### What is needed
Present the following entries again, word for word and in full.

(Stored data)
——————

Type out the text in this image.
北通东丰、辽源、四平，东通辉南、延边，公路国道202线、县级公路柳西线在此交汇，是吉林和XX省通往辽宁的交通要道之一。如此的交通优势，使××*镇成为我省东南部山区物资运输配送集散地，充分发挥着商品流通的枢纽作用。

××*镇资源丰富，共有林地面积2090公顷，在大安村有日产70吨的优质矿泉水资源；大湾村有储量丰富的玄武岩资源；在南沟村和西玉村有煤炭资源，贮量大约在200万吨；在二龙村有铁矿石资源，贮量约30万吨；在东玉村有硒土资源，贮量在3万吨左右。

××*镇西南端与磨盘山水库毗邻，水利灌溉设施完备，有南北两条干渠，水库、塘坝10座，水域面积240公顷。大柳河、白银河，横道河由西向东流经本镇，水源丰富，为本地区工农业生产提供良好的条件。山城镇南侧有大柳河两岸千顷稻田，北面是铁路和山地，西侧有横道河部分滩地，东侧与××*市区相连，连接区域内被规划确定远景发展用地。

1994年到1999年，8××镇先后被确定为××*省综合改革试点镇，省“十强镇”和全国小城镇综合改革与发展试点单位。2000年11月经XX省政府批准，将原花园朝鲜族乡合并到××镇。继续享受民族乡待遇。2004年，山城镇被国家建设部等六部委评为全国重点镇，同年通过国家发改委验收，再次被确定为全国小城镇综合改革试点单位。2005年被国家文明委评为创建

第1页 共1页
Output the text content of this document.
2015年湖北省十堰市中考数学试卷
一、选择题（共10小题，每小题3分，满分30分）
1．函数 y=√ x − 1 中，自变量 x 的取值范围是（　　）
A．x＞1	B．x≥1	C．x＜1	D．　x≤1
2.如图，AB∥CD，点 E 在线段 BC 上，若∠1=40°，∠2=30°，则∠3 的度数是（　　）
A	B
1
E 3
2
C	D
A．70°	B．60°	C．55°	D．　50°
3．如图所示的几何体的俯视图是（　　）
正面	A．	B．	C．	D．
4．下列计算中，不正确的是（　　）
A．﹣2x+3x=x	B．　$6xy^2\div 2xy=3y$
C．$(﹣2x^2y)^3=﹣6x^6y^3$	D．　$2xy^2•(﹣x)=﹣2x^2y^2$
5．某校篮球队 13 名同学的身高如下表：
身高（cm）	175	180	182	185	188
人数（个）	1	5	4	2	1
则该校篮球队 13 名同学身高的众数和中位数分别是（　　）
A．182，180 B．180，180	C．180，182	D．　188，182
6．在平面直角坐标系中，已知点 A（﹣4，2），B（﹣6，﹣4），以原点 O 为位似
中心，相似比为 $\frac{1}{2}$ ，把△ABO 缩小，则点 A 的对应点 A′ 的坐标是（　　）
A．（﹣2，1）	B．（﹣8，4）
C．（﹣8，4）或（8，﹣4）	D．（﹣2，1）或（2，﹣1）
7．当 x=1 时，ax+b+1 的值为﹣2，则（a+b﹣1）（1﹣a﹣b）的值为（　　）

——————

### Answer to the problem
Type out the text in this image.
北通东丰、辽源、四平，东通辉南、延边，公路国道202线、县级公路柳西线在此交汇，是吉林和XX省通往辽宁的交通要道之一。如此的交通优势，使××*镇成为我省东南部山区物资运输配送集散地，充分发挥着商品流通的枢纽作用。

××*镇资源丰富，共有林地面积2090公顷，在大安村有日产70吨的优质矿泉水资源；大湾村有储量丰富的玄武岩资源；在南沟村和西玉村有煤炭资源，贮量大约在200万吨；在二龙村有铁矿石资源，贮量约30万吨；在东玉村有硒土资源，贮量在3万吨左右。

××*镇西南端与磨盘山水库毗邻，水利灌溉设施完备，有南北两条干渠，水库、塘坝10座，水域面积240公顷。大柳河、白银河，横道河由西向东流经本镇，水源丰富，为本地区工农业生产提供良好的条件。山城镇南侧有大柳河两岸千顷稻田，北面是铁路和山地，西侧有横道河部分滩地，东侧与××*市区相连，连接区域内被规划确定远景发展用地。

1994年到1999年，8××镇先后被确定为××*省综合改革试点镇，省“十强镇”和全国小城镇综合改革与发展试点单位。2000年11月经XX省政府批准，将原花园朝鲜族乡合并到××镇。继续享受民族乡待遇。2004年，山城镇被国家建设部等六部委评为全国重点镇，同年通过国家发改委验收，再次被确定为全国小城镇综合改革试点单位。2005年被国家文明委评为创建

第1页 共1页
Output the text content of this document.
2015年湖北省十堰市中考数学试卷
一、选择题（共10小题，每小题3分，满分30分）
1．函数 y=√ x − 1 中，自变量 x 的取值范围是（　　）
A．x＞1	B．x≥1	C．x＜1	D．　x≤1
2.如图，AB∥CD，点 E 在线段 BC 上，若∠1=40°，∠2=30°，则∠3 的度数是（　　）
A	B
1
E 3
2
C	D
A．70°	B．60°	C．55°	D．　50°
3．如图所示的几何体的俯视图是（　　）
正面	A．	B．	C．	D．
4．下列计算中，不正确的是（　　）
A．﹣2x+3x=x	B．　$6xy^2\div 2xy=3y$
C．$(﹣2x^2y)^3=﹣6x^6y^3$	D．　$2xy^2•(﹣x)=﹣2x^2y^2$
5．某校篮球队 13 名同学的身高如下表：
身高（cm）	175	180	182	185	188
人数（个）	1	5	4	2	1
则该校篮球队 13 名同学身高的众数和中位数分别是（　　）
A．182，180 B．180，180	C．180，182	D．　188，182
6．在平面直角坐标系中，已知点 A（﹣4，2），B（﹣6，﹣4），以原点 O 为位似
中心，相似比为 $\frac{1}{2}$ ，把△ABO 缩小，则点 A 的对应点 A′ 的坐标是（　　）
A．（﹣2，1）	B．（﹣8，4）
C．（﹣8，4）或（8，﹣4）	D．（﹣2，1）或（2，﹣1）
7．当 x=1 时，ax+b+1 的值为﹣2，则（a+b﹣1）（1﹣a﹣b）的值为（　　）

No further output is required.